_Directions for this task_: Give every line of the material again, exactly as written.

---- Supplied data

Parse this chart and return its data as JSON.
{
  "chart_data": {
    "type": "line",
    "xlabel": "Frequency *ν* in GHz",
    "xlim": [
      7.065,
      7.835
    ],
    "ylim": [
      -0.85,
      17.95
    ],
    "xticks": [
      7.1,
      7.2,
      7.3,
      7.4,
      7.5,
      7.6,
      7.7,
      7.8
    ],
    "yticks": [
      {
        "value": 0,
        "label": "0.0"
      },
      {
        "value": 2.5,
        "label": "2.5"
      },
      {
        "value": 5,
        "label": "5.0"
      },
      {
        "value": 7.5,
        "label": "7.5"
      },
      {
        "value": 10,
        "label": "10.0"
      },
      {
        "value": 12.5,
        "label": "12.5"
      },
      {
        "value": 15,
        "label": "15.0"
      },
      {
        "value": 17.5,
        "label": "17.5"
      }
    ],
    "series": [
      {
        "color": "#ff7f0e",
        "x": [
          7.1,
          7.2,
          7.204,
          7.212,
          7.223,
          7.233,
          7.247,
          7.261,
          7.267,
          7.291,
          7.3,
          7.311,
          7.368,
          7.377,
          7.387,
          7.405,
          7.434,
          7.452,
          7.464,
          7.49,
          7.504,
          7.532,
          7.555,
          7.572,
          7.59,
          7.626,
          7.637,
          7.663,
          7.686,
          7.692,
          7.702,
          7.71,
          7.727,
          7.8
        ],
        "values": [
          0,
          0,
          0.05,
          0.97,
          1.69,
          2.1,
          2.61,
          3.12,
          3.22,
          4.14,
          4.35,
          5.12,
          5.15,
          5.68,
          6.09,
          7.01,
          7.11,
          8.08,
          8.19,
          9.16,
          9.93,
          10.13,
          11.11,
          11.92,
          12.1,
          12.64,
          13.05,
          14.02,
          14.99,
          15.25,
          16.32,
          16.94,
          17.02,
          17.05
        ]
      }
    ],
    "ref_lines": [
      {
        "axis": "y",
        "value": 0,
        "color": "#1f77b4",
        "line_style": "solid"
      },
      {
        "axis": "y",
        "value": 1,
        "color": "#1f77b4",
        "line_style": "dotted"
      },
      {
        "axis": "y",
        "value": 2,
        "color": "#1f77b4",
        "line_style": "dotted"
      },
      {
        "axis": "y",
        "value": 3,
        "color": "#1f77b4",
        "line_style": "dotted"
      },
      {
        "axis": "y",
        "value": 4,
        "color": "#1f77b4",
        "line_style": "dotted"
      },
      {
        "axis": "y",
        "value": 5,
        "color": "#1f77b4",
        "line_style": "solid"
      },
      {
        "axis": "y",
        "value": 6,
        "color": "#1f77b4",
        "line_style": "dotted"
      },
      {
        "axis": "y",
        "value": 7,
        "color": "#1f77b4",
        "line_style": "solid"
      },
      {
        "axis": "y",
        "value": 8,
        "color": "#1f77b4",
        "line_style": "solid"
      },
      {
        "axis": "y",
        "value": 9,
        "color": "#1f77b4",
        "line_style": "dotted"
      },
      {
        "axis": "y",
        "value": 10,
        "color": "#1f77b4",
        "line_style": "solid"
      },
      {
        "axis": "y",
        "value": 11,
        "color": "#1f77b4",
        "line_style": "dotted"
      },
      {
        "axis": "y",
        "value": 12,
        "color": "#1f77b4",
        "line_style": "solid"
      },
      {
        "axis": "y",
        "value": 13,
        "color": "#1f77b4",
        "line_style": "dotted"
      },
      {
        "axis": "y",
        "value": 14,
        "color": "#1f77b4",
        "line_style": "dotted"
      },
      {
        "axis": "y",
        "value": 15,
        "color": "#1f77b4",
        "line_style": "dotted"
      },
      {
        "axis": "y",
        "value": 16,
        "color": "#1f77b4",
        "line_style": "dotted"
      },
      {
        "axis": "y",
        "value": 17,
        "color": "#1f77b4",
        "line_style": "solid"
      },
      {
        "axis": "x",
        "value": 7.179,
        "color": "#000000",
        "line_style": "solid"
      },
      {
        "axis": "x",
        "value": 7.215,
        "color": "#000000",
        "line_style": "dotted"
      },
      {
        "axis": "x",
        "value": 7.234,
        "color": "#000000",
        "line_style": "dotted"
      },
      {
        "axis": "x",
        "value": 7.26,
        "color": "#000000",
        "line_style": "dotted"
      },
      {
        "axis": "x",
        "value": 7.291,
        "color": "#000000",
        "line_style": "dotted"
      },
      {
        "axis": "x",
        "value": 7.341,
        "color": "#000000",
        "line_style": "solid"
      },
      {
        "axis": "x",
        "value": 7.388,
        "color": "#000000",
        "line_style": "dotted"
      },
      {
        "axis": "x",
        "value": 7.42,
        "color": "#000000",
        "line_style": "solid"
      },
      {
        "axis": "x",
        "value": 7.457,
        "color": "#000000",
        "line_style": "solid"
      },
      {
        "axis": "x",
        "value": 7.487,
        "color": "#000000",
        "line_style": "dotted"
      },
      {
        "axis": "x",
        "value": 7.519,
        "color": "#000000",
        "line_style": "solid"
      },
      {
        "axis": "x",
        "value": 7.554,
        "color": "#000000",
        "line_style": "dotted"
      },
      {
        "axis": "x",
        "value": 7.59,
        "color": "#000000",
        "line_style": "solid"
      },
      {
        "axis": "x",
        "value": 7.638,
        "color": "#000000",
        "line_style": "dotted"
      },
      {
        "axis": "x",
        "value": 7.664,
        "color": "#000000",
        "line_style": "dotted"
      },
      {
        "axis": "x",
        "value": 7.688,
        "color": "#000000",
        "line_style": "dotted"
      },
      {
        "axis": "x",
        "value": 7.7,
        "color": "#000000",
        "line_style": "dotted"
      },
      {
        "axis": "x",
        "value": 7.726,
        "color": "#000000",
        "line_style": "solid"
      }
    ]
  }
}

--------

_Solved problem_:
Parse this chart and return its data as JSON.
{
  "chart_data": {
    "type": "line",
    "xlabel": "Frequency *ν* in GHz",
    "xlim": [
      7.065,
      7.835
    ],
    "ylim": [
      -0.85,
      17.95
    ],
    "xticks": [
      7.1,
      7.2,
      7.3,
      7.4,
      7.5,
      7.6,
      7.7,
      7.8
    ],
    "yticks": [
      {
        "value": 0,
        "label": "0.0"
      },
      {
        "value": 2.5,
        "label": "2.5"
      },
      {
        "value": 5,
        "label": "5.0"
      },
      {
        "value": 7.5,
        "label": "7.5"
      },
      {
        "value": 10,
        "label": "10.0"
      },
      {
        "value": 12.5,
        "label": "12.5"
      },
      {
        "value": 15,
        "label": "15.0"
      },
      {
        "value": 17.5,
        "label": "17.5"
      }
    ],
    "series": [
      {
        "color": "#ff7f0e",
        "x": [
          7.1,
          7.2,
          7.204,
          7.212,
          7.223,
          7.233,
          7.247,
          7.261,
          7.267,
          7.291,
          7.3,
          7.311,
          7.368,
          7.377,
          7.387,
          7.405,
          7.434,
          7.452,
          7.464,
          7.49,
          7.504,
          7.532,
          7.555,
          7.572,
          7.59,
          7.626,
          7.637,
          7.663,
          7.686,
          7.692,
          7.702,
          7.71,
          7.727,
          7.8
        ],
        "values": [
          0,
          0,
          0.05,
          0.97,
          1.69,
          2.1,
          2.61,
          3.12,
          3.22,
          4.14,
          4.35,
          5.12,
          5.15,
          5.68,
          6.09,
          7.01,
          7.11,
          8.08,
          8.19,
          9.16,
          9.93,
          10.13,
          11.11,
          11.92,
          12.1,
          12.64,
          13.05,
          14.02,
          14.99,
          15.25,
          16.32,
          16.94,
          17.02,
          17.05
        ]
      }
    ],
    "ref_lines": [
      {
        "axis": "y",
        "value": 0,
        "color": "#1f77b4",
        "line_style": "solid"
      },
      {
        "axis": "y",
        "value": 1,
        "color": "#1f77b4",
        "line_style": "dotted"
      },
      {
        "axis": "y",
        "value": 2,
        "color": "#1f77b4",
        "line_style": "dotted"
      },
      {
        "axis": "y",
        "value": 3,
        "color": "#1f77b4",
        "line_style": "dotted"
      },
      {
        "axis": "y",
        "value": 4,
        "color": "#1f77b4",
        "line_style": "dotted"
      },
      {
        "axis": "y",
        "value": 5,
        "color": "#1f77b4",
        "line_style": "solid"
      },
      {
        "axis": "y",
        "value": 6,
        "color": "#1f77b4",
        "line_style": "dotted"
      },
      {
        "axis": "y",
        "value": 7,
        "color": "#1f77b4",
        "line_style": "solid"
      },
      {
        "axis": "y",
        "value": 8,
        "color": "#1f77b4",
        "line_style": "solid"
      },
      {
        "axis": "y",
        "value": 9,
        "color": "#1f77b4",
        "line_style": "dotted"
      },
      {
        "axis": "y",
        "value": 10,
        "color": "#1f77b4",
        "line_style": "solid"
      },
      {
        "axis": "y",
        "value": 11,
        "color": "#1f77b4",
        "line_style": "dotted"
      },
      {
        "axis": "y",
        "value": 12,
        "color": "#1f77b4",
        "line_style": "solid"
      },
      {
        "axis": "y",
        "value": 13,
        "color": "#1f77b4",
        "line_style": "dotted"
      },
      {
        "axis": "y",
        "value": 14,
        "color": "#1f77b4",
        "line_style": "dotted"
      },
      {
        "axis": "y",
        "value": 15,
        "color": "#1f77b4",
        "line_style": "dotted"
      },
      {
        "axis": "y",
        "value": 16,
        "color": "#1f77b4",
        "line_style": "dotted"
      },
      {
        "axis": "y",
        "value": 17,
        "color": "#1f77b4",
        "line_style": "solid"
      },
      {
        "axis": "x",
        "value": 7.179,
        "color": "#000000",
        "line_style": "solid"
      },
      {
        "axis": "x",
        "value": 7.215,
        "color": "#000000",
        "line_style": "dotted"
      },
      {
        "axis": "x",
        "value": 7.234,
        "color": "#000000",
        "line_style": "dotted"
      },
      {
        "axis": "x",
        "value": 7.26,
        "color": "#000000",
        "line_style": "dotted"
      },
      {
        "axis": "x",
        "value": 7.291,
        "color": "#000000",
        "line_style": "dotted"
      },
      {
        "axis": "x",
        "value": 7.341,
        "color": "#000000",
        "line_style": "solid"
      },
      {
        "axis": "x",
        "value": 7.388,
        "color": "#000000",
        "line_style": "dotted"
      },
      {
        "axis": "x",
        "value": 7.42,
        "color": "#000000",
        "line_style": "solid"
      },
      {
        "axis": "x",
        "value": 7.457,
        "color": "#000000",
        "line_style": "solid"
      },
      {
        "axis": "x",
        "value": 7.487,
        "color": "#000000",
        "line_style": "dotted"
      },
      {
        "axis": "x",
        "value": 7.519,
        "color": "#000000",
        "line_style": "solid"
      },
      {
        "axis": "x",
        "value": 7.554,
        "color": "#000000",
        "line_style": "dotted"
      },
      {
        "axis": "x",
        "value": 7.59,
        "color": "#000000",
        "line_style": "solid"
      },
      {
        "axis": "x",
        "value": 7.638,
        "color": "#000000",
        "line_style": "dotted"
      },
      {
        "axis": "x",
        "value": 7.664,
        "color": "#000000",
        "line_style": "dotted"
      },
      {
        "axis": "x",
        "value": 7.688,
        "color": "#000000",
        "line_style": "dotted"
      },
      {
        "axis": "x",
        "value": 7.7,
        "color": "#000000",
        "line_style": "dotted"
      },
      {
        "axis": "x",
        "value": 7.726,
        "color": "#000000",
        "line_style": "solid"
      }
    ]
  }
}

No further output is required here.